The general synthesis of the reaction products used in the present invention has been described in the art, for example, U.S. Pat. No. 3,375,092, U.S. Pat. No. 2,640,005 and U.S. Pat. No. 3,723,460 cited hereinabove. A range of possible reaction schemes and products has also been given by Feuer et al., in Jn. Amer. Chem. Soc, 73 (1951) pp. 4716-4719. By way of example a possible preparative route is as follows.

A charge of alkyl-substituted succinic anhydride together with an equal weight of solvent, e.g. toluene is heated to ca. 50° C. under nitrogen. The desired amount of hydrazine hydrate is added drop-wise causing an exotherm. Once addition is complete, the reaction mixture is heated to reflux for several hours. The mixture is then water/solvent stripped and the temperature raised to 180° C. under reduced pressure.

Preferably, the hydrocarbyl-substituted succinic acid or anhydride and hydrazine are reacted in a molar ratio of between 2:1 and 1:4, more preferably between 1:1-1:3.

Preferably, the reaction product between the hydrocarbyl-substituted succinic acid or anhydride and hydrazine is added to the diesel fuel in an amount of between 10 and 500 ppm by weight, based on the weight of the fuel, more preferably between 20 and 100 ppm.

(b) The Diesel Fuel

Preferably, the diesel fuel is a petroleum-based fuel oil, especially a middle distillate fuel oil. Such distillate fuel oils generally boil within the range of from 110° C. to 500° C., e.g. 150° C. to 400° C. The fuel oil may comprise atmospheric distillate or vacuum distillate, cracked gas oil, or a blend in any proportion of straight run and thermally and/or refinery streams such as catalytically cracked and hydro-cracked distillates.

SUPPLIED ENTRIES:

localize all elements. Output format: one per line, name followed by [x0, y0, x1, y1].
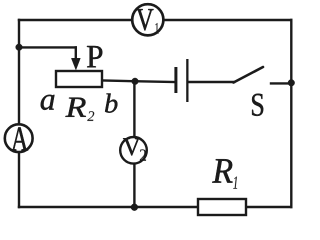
- label R2 subscript 2: [87, 111, 94, 121]
- rheostat R2 box: [56, 71, 102, 87]
- rheostat wiper arrowhead: [71, 58, 80, 70]
- wire switch stub to right side: [271, 82, 291, 84]
- label b (right terminal): [105, 94, 117, 113]
- switch S blade: [234, 67, 264, 83]
- resistor R1 box: [198, 199, 246, 215]
- node: junction right wire at switch: [288, 80, 295, 87]
- voltmeter V1: [132, 4, 163, 35]
- wire wiper shaft: [75, 47, 77, 60]
- label R1 subscript 1: [233, 177, 237, 189]
- wire bottom: [19, 206, 291, 208]
- ammeter letter A: [11, 127, 28, 150]
- wire right side: [290, 20, 292, 207]
- wire middle branch (rheostat to battery): [102, 81, 175, 83]
- voltmeter V1 letter V: [136, 9, 153, 30]
- label R2 letter R: [65, 98, 86, 117]
- wire V2 branch vertical: [133, 82, 135, 208]
- node: junction on left wire (wiper tap): [16, 44, 23, 51]
- voltmeter V2: [120, 137, 147, 164]
- node: junction V2 top: [132, 78, 139, 85]
- battery negative plate (short): [174, 67, 177, 93]
- label R1 letter R: [212, 159, 232, 182]
- ammeter A: [5, 124, 33, 152]
- label a (left terminal): [41, 95, 55, 110]
- wire wiper horizontal from left side: [19, 46, 76, 48]
- voltmeter V2 subscript 2: [140, 149, 146, 160]
- wire left side: [18, 20, 20, 207]
- label P (wiper): [87, 46, 102, 67]
- voltmeter V2 letter V: [123, 138, 140, 155]
- label S (switch): [252, 94, 263, 116]
- wire top (left corner to right corner through V1): [19, 19, 291, 21]
- wire battery to switch: [188, 81, 234, 83]
- battery positive plate (long): [186, 59, 188, 102]
- node: junction V2 bottom: [131, 204, 138, 211]
- voltmeter V1 subscript 1: [155, 23, 158, 34]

WHAT THIS TASK INVOLVES:
Answer these questions from the source passage on the succinic anhydride and hydrazine reaction product:
1. To what temperature is the anhydride and solvent charge heated under nitrogen before the hydrazine hydrate is added?
2. What is the more preferred amount of the reaction product in the diesel fuel?
3. Within what temperature range do distillate fuel oils generally boil?

EXERCISE SOLUTION:
1. About 50° C.
2. Between 20 and 100 ppm by weight, based on the weight of the fuel.
3. From 110° C. to 500° C.